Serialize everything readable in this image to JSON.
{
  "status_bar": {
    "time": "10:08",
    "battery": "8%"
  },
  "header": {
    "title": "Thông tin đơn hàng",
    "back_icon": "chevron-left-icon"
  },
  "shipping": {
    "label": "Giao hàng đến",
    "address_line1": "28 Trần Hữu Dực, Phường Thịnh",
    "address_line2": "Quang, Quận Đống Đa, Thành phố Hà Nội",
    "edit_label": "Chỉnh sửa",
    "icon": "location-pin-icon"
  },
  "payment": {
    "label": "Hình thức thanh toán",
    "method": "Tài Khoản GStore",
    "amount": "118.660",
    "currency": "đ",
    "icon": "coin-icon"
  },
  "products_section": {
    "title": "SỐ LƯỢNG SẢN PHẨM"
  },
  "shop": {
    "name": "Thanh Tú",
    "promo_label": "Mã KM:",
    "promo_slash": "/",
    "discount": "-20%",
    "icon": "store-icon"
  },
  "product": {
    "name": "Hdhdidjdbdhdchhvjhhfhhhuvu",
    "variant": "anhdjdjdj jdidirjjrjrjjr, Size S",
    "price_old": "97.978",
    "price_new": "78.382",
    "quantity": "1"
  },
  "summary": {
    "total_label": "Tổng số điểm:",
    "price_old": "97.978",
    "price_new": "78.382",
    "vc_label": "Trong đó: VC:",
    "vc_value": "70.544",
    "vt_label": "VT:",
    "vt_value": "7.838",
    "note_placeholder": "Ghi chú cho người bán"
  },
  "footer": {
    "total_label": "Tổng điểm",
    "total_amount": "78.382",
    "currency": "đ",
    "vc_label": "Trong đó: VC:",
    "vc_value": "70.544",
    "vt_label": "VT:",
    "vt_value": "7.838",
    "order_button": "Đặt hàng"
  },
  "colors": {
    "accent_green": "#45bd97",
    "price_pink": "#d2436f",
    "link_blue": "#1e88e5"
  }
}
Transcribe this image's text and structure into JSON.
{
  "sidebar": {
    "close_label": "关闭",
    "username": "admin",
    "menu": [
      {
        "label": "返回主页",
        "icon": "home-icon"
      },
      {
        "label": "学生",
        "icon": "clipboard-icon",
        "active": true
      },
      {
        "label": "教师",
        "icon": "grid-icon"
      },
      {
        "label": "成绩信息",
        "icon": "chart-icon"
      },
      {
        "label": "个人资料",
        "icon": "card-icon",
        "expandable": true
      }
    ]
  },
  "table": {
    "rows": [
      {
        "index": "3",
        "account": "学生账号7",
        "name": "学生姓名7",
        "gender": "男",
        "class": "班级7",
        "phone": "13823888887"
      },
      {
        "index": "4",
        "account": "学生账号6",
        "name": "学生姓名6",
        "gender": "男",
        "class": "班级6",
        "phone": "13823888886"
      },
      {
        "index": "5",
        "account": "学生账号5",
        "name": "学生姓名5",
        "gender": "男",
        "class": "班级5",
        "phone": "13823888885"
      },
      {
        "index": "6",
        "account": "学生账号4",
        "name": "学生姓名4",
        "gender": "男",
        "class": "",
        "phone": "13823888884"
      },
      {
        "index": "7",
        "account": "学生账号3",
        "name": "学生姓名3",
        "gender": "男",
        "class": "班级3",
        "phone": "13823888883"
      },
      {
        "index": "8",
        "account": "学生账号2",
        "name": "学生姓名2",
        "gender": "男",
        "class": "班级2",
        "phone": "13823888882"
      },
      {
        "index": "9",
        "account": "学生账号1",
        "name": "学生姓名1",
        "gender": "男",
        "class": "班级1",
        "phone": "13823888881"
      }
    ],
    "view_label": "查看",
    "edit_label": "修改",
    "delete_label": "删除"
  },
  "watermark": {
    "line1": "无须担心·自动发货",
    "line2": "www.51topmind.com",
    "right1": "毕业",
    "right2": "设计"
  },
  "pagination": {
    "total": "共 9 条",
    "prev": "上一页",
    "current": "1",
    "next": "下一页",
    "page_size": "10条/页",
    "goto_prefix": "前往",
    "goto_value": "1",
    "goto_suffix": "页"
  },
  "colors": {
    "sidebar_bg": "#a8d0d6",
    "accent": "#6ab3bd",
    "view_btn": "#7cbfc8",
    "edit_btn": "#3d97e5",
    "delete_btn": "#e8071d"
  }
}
******
Set problem -> Each record above should be returned exactly as it appears.

Result of this task ->
Serialize everything readable in this image to JSON.
{
  "status_bar": {
    "time": "10:08",
    "battery": "8%"
  },
  "header": {
    "title": "Thông tin đơn hàng",
    "back_icon": "chevron-left-icon"
  },
  "shipping": {
    "label": "Giao hàng đến",
    "address_line1": "28 Trần Hữu Dực, Phường Thịnh",
    "address_line2": "Quang, Quận Đống Đa, Thành phố Hà Nội",
    "edit_label": "Chỉnh sửa",
    "icon": "location-pin-icon"
  },
  "payment": {
    "label": "Hình thức thanh toán",
    "method": "Tài Khoản GStore",
    "amount": "118.660",
    "currency": "đ",
    "icon": "coin-icon"
  },
  "products_section": {
    "title": "SỐ LƯỢNG SẢN PHẨM"
  },
  "shop": {
    "name": "Thanh Tú",
    "promo_label": "Mã KM:",
    "promo_slash": "/",
    "discount": "-20%",
    "icon": "store-icon"
  },
  "product": {
    "name": "Hdhdidjdbdhdchhvjhhfhhhuvu",
    "variant": "anhdjdjdj jdidirjjrjrjjr, Size S",
    "price_old": "97.978",
    "price_new": "78.382",
    "quantity": "1"
  },
  "summary": {
    "total_label": "Tổng số điểm:",
    "price_old": "97.978",
    "price_new": "78.382",
    "vc_label": "Trong đó: VC:",
    "vc_value": "70.544",
    "vt_label": "VT:",
    "vt_value": "7.838",
    "note_placeholder": "Ghi chú cho người bán"
  },
  "footer": {
    "total_label": "Tổng điểm",
    "total_amount": "78.382",
    "currency": "đ",
    "vc_label": "Trong đó: VC:",
    "vc_value": "70.544",
    "vt_label": "VT:",
    "vt_value": "7.838",
    "order_button": "Đặt hàng"
  },
  "colors": {
    "accent_green": "#45bd97",
    "price_pink": "#d2436f",
    "link_blue": "#1e88e5"
  }
}
Transcribe this image's text and structure into JSON.
{
  "sidebar": {
    "close_label": "关闭",
    "username": "admin",
    "menu": [
      {
        "label": "返回主页",
        "icon": "home-icon"
      },
      {
        "label": "学生",
        "icon": "clipboard-icon",
        "active": true
      },
      {
        "label": "教师",
        "icon": "grid-icon"
      },
      {
        "label": "成绩信息",
        "icon": "chart-icon"
      },
      {
        "label": "个人资料",
        "icon": "card-icon",
        "expandable": true
      }
    ]
  },
  "table": {
    "rows": [
      {
        "index": "3",
        "account": "学生账号7",
        "name": "学生姓名7",
        "gender": "男",
        "class": "班级7",
        "phone": "13823888887"
      },
      {
        "index": "4",
        "account": "学生账号6",
        "name": "学生姓名6",
        "gender": "男",
        "class": "班级6",
        "phone": "13823888886"
      },
      {
        "index": "5",
        "account": "学生账号5",
        "name": "学生姓名5",
        "gender": "男",
        "class": "班级5",
        "phone": "13823888885"
      },
      {
        "index": "6",
        "account": "学生账号4",
        "name": "学生姓名4",
        "gender": "男",
        "class": "",
        "phone": "13823888884"
      },
      {
        "index": "7",
        "account": "学生账号3",
        "name": "学生姓名3",
        "gender": "男",
        "class": "班级3",
        "phone": "13823888883"
      },
      {
        "index": "8",
        "account": "学生账号2",
        "name": "学生姓名2",
        "gender": "男",
        "class": "班级2",
        "phone": "13823888882"
      },
      {
        "index": "9",
        "account": "学生账号1",
        "name": "学生姓名1",
        "gender": "男",
        "class": "班级1",
        "phone": "13823888881"
      }
    ],
    "view_label": "查看",
    "edit_label": "修改",
    "delete_label": "删除"
  },
  "watermark": {
    "line1": "无须担心·自动发货",
    "line2": "www.51topmind.com",
    "right1": "毕业",
    "right2": "设计"
  },
  "pagination": {
    "total": "共 9 条",
    "prev": "上一页",
    "current": "1",
    "next": "下一页",
    "page_size": "10条/页",
    "goto_prefix": "前往",
    "goto_value": "1",
    "goto_suffix": "页"
  },
  "colors": {
    "sidebar_bg": "#a8d0d6",
    "accent": "#6ab3bd",
    "view_btn": "#7cbfc8",
    "edit_btn": "#3d97e5",
    "delete_btn": "#e8071d"
  }
}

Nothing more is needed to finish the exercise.